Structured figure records

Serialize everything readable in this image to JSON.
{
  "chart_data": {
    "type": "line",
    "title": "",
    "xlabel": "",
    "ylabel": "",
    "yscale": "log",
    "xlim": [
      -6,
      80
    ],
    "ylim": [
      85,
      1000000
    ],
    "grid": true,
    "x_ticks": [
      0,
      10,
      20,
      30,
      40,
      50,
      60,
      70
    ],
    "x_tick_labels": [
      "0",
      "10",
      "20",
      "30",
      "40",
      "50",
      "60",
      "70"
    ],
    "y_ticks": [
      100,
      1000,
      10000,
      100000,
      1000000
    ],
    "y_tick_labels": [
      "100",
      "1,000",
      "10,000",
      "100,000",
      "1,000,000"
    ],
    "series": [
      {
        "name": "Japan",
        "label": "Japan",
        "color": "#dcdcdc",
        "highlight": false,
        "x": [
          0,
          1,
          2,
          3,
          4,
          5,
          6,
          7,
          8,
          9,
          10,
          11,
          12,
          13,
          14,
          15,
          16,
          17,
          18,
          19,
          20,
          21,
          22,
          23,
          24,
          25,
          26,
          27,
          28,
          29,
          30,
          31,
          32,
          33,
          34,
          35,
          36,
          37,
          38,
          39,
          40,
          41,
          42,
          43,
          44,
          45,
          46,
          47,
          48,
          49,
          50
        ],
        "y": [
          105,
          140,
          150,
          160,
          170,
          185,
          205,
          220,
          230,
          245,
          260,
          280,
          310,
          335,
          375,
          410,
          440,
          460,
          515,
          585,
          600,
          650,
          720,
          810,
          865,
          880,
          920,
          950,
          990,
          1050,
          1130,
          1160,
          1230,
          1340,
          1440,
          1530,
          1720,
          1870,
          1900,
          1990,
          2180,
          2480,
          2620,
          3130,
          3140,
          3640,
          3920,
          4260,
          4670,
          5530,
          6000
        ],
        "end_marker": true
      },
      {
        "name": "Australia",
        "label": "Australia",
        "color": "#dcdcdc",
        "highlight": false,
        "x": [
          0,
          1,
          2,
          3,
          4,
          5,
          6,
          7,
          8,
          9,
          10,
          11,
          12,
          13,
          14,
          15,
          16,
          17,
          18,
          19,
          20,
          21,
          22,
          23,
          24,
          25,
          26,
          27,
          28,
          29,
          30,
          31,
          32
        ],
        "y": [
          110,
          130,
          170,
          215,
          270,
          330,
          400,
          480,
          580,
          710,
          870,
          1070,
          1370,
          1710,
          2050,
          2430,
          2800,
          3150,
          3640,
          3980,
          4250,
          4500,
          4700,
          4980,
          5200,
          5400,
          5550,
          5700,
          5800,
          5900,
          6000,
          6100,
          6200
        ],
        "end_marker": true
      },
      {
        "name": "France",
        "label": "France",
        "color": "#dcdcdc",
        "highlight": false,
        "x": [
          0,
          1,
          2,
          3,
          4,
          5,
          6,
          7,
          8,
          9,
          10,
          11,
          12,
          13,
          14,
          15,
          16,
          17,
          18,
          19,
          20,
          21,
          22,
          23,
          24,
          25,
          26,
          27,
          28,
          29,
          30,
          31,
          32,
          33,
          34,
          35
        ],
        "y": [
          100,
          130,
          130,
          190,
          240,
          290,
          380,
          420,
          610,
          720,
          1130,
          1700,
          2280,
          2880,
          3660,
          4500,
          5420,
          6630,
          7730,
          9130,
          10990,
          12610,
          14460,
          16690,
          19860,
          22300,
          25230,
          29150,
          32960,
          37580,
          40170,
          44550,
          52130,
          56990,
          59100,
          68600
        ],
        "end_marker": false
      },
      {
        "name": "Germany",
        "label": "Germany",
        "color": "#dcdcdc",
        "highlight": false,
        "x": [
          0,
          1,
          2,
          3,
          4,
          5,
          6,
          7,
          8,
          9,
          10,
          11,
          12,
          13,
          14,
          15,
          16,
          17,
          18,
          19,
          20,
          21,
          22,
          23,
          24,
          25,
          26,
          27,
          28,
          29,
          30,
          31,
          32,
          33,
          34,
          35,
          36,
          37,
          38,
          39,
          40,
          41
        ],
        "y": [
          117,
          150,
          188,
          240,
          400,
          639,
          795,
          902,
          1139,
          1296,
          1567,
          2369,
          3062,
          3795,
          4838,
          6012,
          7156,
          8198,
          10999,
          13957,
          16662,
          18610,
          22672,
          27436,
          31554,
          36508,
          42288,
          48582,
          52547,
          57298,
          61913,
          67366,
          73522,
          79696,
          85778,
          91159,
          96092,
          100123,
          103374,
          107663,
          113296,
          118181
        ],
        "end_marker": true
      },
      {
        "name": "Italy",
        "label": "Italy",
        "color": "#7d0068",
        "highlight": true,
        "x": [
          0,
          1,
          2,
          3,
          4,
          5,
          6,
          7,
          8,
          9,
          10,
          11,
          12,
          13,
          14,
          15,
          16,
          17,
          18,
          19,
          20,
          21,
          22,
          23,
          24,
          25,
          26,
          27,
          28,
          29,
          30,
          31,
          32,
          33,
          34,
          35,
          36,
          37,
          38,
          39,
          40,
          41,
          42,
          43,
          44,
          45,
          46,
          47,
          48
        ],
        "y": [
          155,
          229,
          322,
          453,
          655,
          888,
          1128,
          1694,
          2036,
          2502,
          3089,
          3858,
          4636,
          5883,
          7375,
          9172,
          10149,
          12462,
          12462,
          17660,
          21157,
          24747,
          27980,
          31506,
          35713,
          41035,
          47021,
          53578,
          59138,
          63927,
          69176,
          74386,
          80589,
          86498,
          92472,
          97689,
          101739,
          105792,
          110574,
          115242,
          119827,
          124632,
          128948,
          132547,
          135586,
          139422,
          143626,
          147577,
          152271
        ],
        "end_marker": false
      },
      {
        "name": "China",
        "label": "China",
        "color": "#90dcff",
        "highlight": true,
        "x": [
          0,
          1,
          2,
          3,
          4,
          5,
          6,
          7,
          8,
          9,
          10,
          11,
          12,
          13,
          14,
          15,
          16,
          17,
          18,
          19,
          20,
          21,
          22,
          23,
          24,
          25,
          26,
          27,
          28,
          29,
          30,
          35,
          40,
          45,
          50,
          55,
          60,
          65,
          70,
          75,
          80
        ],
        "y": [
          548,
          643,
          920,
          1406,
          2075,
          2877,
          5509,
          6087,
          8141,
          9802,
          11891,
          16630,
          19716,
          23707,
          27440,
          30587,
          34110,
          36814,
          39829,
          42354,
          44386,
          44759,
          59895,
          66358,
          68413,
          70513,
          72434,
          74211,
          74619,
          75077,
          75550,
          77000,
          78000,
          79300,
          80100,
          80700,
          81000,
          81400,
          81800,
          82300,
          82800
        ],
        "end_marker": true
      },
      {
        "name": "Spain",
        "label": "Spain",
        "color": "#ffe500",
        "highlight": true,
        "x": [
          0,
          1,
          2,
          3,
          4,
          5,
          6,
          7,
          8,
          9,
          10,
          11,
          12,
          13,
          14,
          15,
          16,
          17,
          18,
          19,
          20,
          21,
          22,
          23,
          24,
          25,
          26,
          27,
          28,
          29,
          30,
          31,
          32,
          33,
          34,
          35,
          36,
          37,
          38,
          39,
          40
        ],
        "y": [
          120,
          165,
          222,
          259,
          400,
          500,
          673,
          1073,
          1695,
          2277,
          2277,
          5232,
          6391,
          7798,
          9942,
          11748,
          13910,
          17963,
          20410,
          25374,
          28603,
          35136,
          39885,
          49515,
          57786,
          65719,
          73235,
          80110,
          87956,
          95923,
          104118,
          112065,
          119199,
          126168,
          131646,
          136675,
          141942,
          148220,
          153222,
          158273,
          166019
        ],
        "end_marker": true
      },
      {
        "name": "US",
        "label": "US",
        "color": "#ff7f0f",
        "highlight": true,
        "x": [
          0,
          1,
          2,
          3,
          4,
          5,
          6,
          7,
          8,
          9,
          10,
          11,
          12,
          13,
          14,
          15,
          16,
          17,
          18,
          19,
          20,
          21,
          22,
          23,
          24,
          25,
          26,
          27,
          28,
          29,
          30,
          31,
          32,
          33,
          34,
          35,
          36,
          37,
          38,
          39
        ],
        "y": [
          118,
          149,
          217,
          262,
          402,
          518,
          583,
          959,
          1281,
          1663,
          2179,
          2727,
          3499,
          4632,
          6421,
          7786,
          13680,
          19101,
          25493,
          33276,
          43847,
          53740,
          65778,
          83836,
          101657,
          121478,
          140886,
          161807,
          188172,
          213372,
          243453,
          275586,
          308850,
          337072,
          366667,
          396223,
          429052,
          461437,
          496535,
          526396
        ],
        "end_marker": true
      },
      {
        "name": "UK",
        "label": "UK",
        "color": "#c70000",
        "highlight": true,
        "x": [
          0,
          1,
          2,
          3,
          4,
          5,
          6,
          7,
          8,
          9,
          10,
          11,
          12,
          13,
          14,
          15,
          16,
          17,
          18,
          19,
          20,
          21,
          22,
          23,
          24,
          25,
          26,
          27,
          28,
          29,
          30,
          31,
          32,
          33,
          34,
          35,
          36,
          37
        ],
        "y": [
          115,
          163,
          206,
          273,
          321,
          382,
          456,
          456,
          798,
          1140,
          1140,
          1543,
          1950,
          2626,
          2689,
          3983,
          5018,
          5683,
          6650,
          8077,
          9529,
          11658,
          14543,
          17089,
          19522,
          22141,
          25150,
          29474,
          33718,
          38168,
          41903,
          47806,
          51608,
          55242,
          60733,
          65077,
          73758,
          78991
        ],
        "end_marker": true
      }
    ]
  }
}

STATED EXERCISE
Search the data for the string "name". List each line that has it.

TASK ANSWER
        "name": "Japan",
        "name": "Australia",
        "name": "France",
        "name": "Germany",
        "name": "Italy",
        "name": "China",
        "name": "Spain",
        "name": "US",
        "name": "UK",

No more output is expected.